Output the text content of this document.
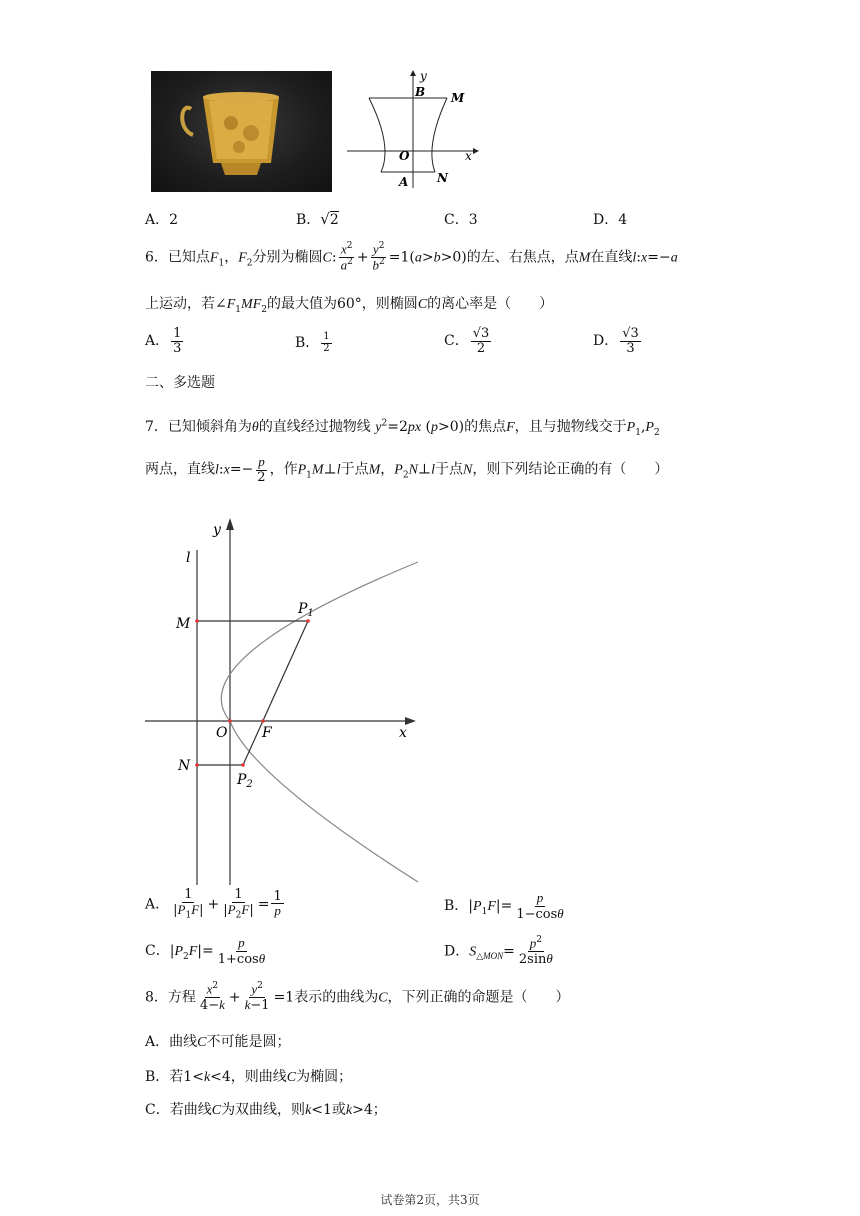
y
B M
O	x
A N
A．2	B．√2	C．3	D．4
6．已知点$F_1$，$F_2$分别为椭圆C: $\frac{x^2}{a^2} + \frac{y^2}{b^2} =1(a>b>0)$的左、右焦点，点M在直线l:x=−a
上运动，若$\angle F_1MF_2$的最大值为60°，则椭圆C的离心率是（　　）
A． $\frac{1}{3}$	B． $\frac{1}{2}$	C． $\frac{√3}{2}$	D． $\frac{√3}{3}$
二、多选题
7．已知倾斜角为θ的直线经过抛物线 $y^2=2px$ (p>0)的焦点F，且与抛物线交于$P_1,P_2$
两点，直线l:x=− $\frac{p}{2}$ ，作$P_1M\perp l$于点M，$P_2N\perp l$于点N，则下列结论正确的有（　　）
y
l
M
$P_1$
O F	x
N
$P_2$
A． $\frac{1}{|P_1F|} + \frac{1}{|P_2F|} = \frac{1}{p}$	B．$|P_1F|= \frac{p}{1-\cos\theta}$
C．$|P_2F|= \frac{p}{1+\cos\theta}$	D．$S_{\triangle MON}= \frac{p^2}{2\sin\theta}$
8．方程 $\frac{x^2}{4-k} + \frac{y^2}{k-1} =1$表示的曲线为C，下列正确的命题是（　　）
A．曲线C不可能是圆；
B．若1<k<4，则曲线C为椭圆；
C．若曲线C为双曲线，则k<1或k>4；
试卷第2页，共3页
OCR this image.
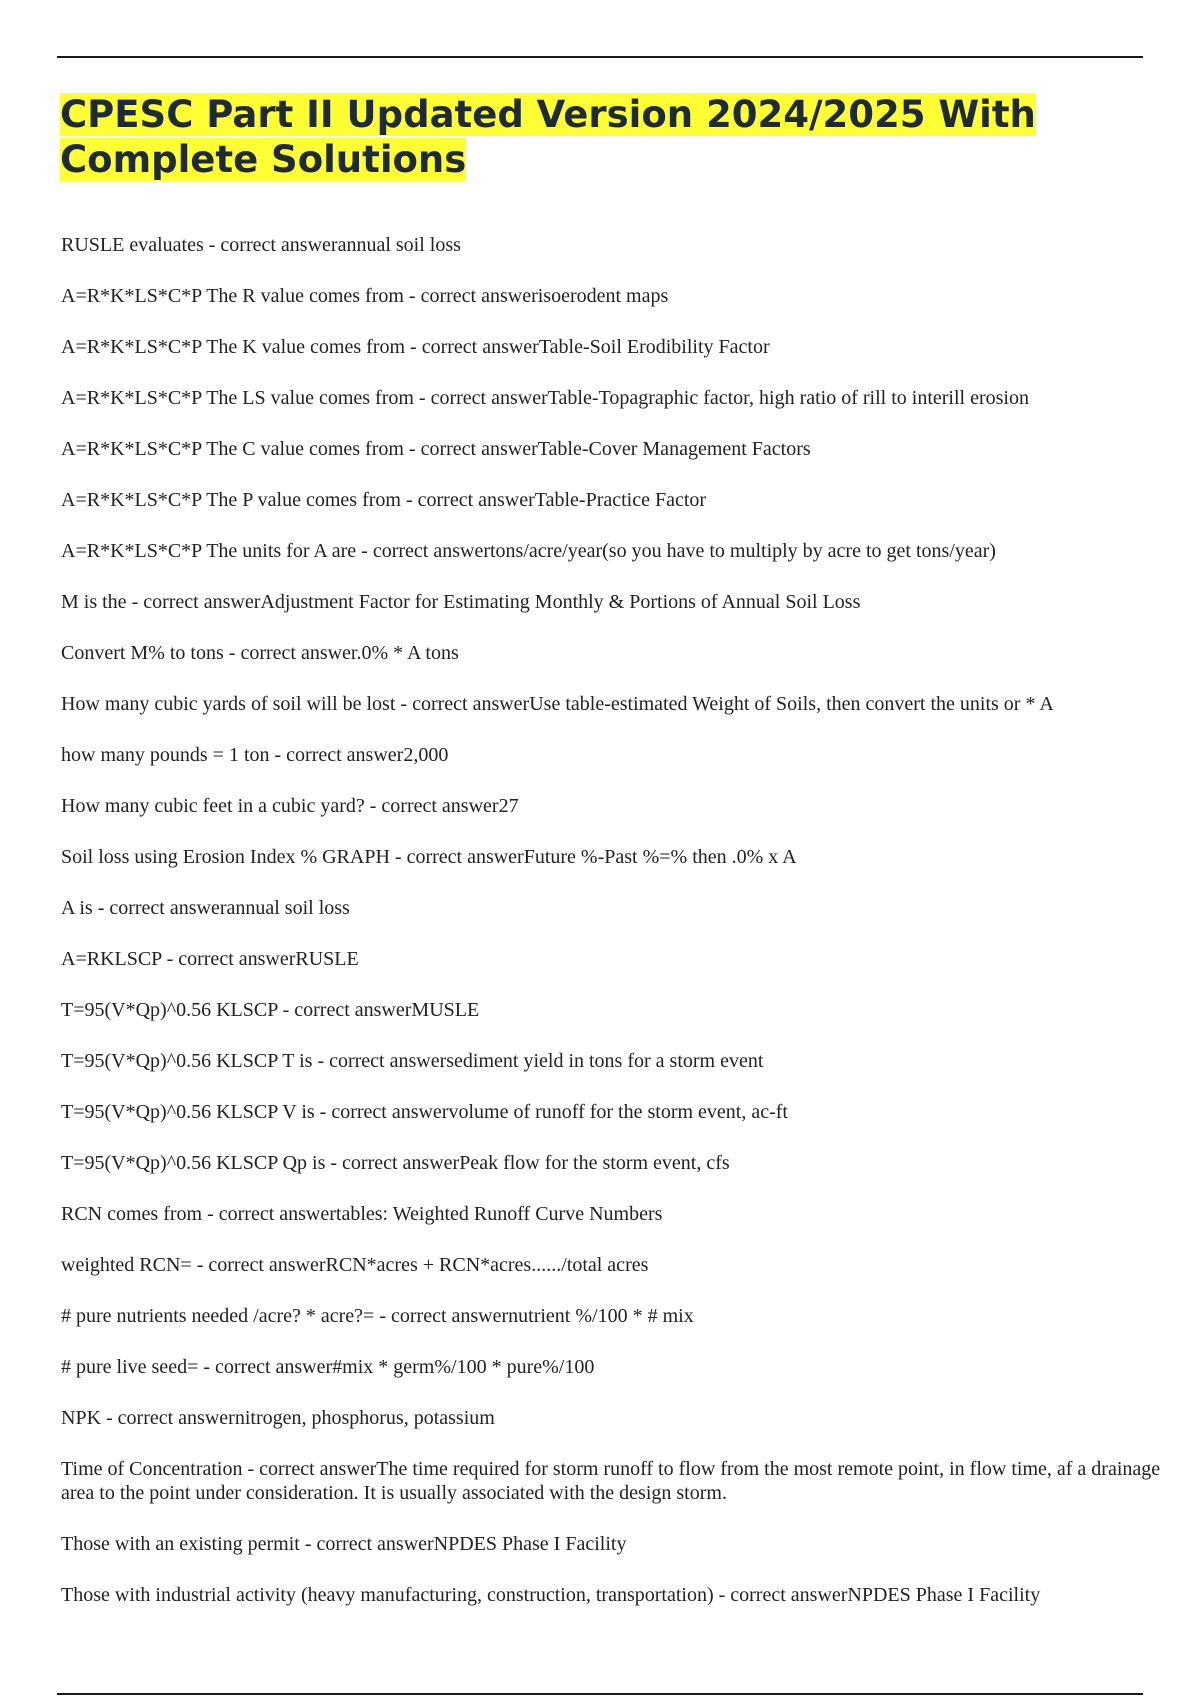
CPESC Part II Updated Version 2024/2025 With Complete Solutions
RUSLE evaluates - correct answerannual soil loss
A=R*K*LS*C*P The R value comes from - correct answerisoerodent maps
A=R*K*LS*C*P The K value comes from - correct answerTable-Soil Erodibility Factor
A=R*K*LS*C*P The LS value comes from - correct answerTable-Topagraphic factor, high ratio of rill to interill erosion
A=R*K*LS*C*P The C value comes from - correct answerTable-Cover Management Factors
A=R*K*LS*C*P The P value comes from - correct answerTable-Practice Factor
A=R*K*LS*C*P The units for A are - correct answertons/acre/year(so you have to multiply by acre to get tons/year)
M is the - correct answerAdjustment Factor for Estimating Monthly & Portions of Annual Soil Loss
Convert M% to tons - correct answer.0% * A tons
How many cubic yards of soil will be lost - correct answerUse table-estimated Weight of Soils, then convert the units or * A
how many pounds = 1 ton - correct answer2,000
How many cubic feet in a cubic yard? - correct answer27
Soil loss using Erosion Index % GRAPH - correct answerFuture %-Past %=% then .0% x A
A is - correct answerannual soil loss
A=RKLSCP - correct answerRUSLE
T=95(V*Qp)^0.56 KLSCP - correct answerMUSLE
T=95(V*Qp)^0.56 KLSCP T is - correct answersediment yield in tons for a storm event
T=95(V*Qp)^0.56 KLSCP V is - correct answervolume of runoff for the storm event, ac-ft
T=95(V*Qp)^0.56 KLSCP Qp is - correct answerPeak flow for the storm event, cfs
RCN comes from - correct answertables: Weighted Runoff Curve Numbers
weighted RCN= - correct answerRCN*acres + RCN*acres....../total acres
# pure nutrients needed /acre? * acre?= - correct answernutrient %/100 * # mix
# pure live seed= - correct answer#mix * germ%/100 * pure%/100
NPK - correct answernitrogen, phosphorus, potassium
Time of Concentration - correct answerThe time required for storm runoff to flow from the most remote point, in flow time, af a drainage area to the point under consideration. It is usually associated with the design storm.
Those with an existing permit - correct answerNPDES Phase I Facility
Those with industrial activity (heavy manufacturing, construction, transportation) - correct answerNPDES Phase I Facility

************

Work required
In your copy, repeat each record exactly and include no pictures.

Task answer
Output the text content of this document.
y
B M
O	x
A N
A．2	B．√2	C．3	D．4
6．已知点$F_1$，$F_2$分别为椭圆C: $\frac{x^2}{a^2} + \frac{y^2}{b^2} =1(a>b>0)$的左、右焦点，点M在直线l:x=−a
上运动，若$\angle F_1MF_2$的最大值为60°，则椭圆C的离心率是（　　）
A． $\frac{1}{3}$	B． $\frac{1}{2}$	C． $\frac{√3}{2}$	D． $\frac{√3}{3}$
二、多选题
7．已知倾斜角为θ的直线经过抛物线 $y^2=2px$ (p>0)的焦点F，且与抛物线交于$P_1,P_2$
两点，直线l:x=− $\frac{p}{2}$ ，作$P_1M\perp l$于点M，$P_2N\perp l$于点N，则下列结论正确的有（　　）
y
l
M
$P_1$
O F	x
N
$P_2$
A． $\frac{1}{|P_1F|} + \frac{1}{|P_2F|} = \frac{1}{p}$	B．$|P_1F|= \frac{p}{1-\cos\theta}$
C．$|P_2F|= \frac{p}{1+\cos\theta}$	D．$S_{\triangle MON}= \frac{p^2}{2\sin\theta}$
8．方程 $\frac{x^2}{4-k} + \frac{y^2}{k-1} =1$表示的曲线为C，下列正确的命题是（　　）
A．曲线C不可能是圆；
B．若1<k<4，则曲线C为椭圆；
C．若曲线C为双曲线，则k<1或k>4；
试卷第2页，共3页
OCR this image.
CPESC Part II Updated Version 2024/2025 With Complete Solutions
RUSLE evaluates - correct answerannual soil loss
A=R*K*LS*C*P The R value comes from - correct answerisoerodent maps
A=R*K*LS*C*P The K value comes from - correct answerTable-Soil Erodibility Factor
A=R*K*LS*C*P The LS value comes from - correct answerTable-Topagraphic factor, high ratio of rill to interill erosion
A=R*K*LS*C*P The C value comes from - correct answerTable-Cover Management Factors
A=R*K*LS*C*P The P value comes from - correct answerTable-Practice Factor
A=R*K*LS*C*P The units for A are - correct answertons/acre/year(so you have to multiply by acre to get tons/year)
M is the - correct answerAdjustment Factor for Estimating Monthly & Portions of Annual Soil Loss
Convert M% to tons - correct answer.0% * A tons
How many cubic yards of soil will be lost - correct answerUse table-estimated Weight of Soils, then convert the units or * A
how many pounds = 1 ton - correct answer2,000
How many cubic feet in a cubic yard? - correct answer27
Soil loss using Erosion Index % GRAPH - correct answerFuture %-Past %=% then .0% x A
A is - correct answerannual soil loss
A=RKLSCP - correct answerRUSLE
T=95(V*Qp)^0.56 KLSCP - correct answerMUSLE
T=95(V*Qp)^0.56 KLSCP T is - correct answersediment yield in tons for a storm event
T=95(V*Qp)^0.56 KLSCP V is - correct answervolume of runoff for the storm event, ac-ft
T=95(V*Qp)^0.56 KLSCP Qp is - correct answerPeak flow for the storm event, cfs
RCN comes from - correct answertables: Weighted Runoff Curve Numbers
weighted RCN= - correct answerRCN*acres + RCN*acres....../total acres
# pure nutrients needed /acre? * acre?= - correct answernutrient %/100 * # mix
# pure live seed= - correct answer#mix * germ%/100 * pure%/100
NPK - correct answernitrogen, phosphorus, potassium
Time of Concentration - correct answerThe time required for storm runoff to flow from the most remote point, in flow time, af a drainage area to the point under consideration. It is usually associated with the design storm.
Those with an existing permit - correct answerNPDES Phase I Facility
Those with industrial activity (heavy manufacturing, construction, transportation) - correct answerNPDES Phase I Facility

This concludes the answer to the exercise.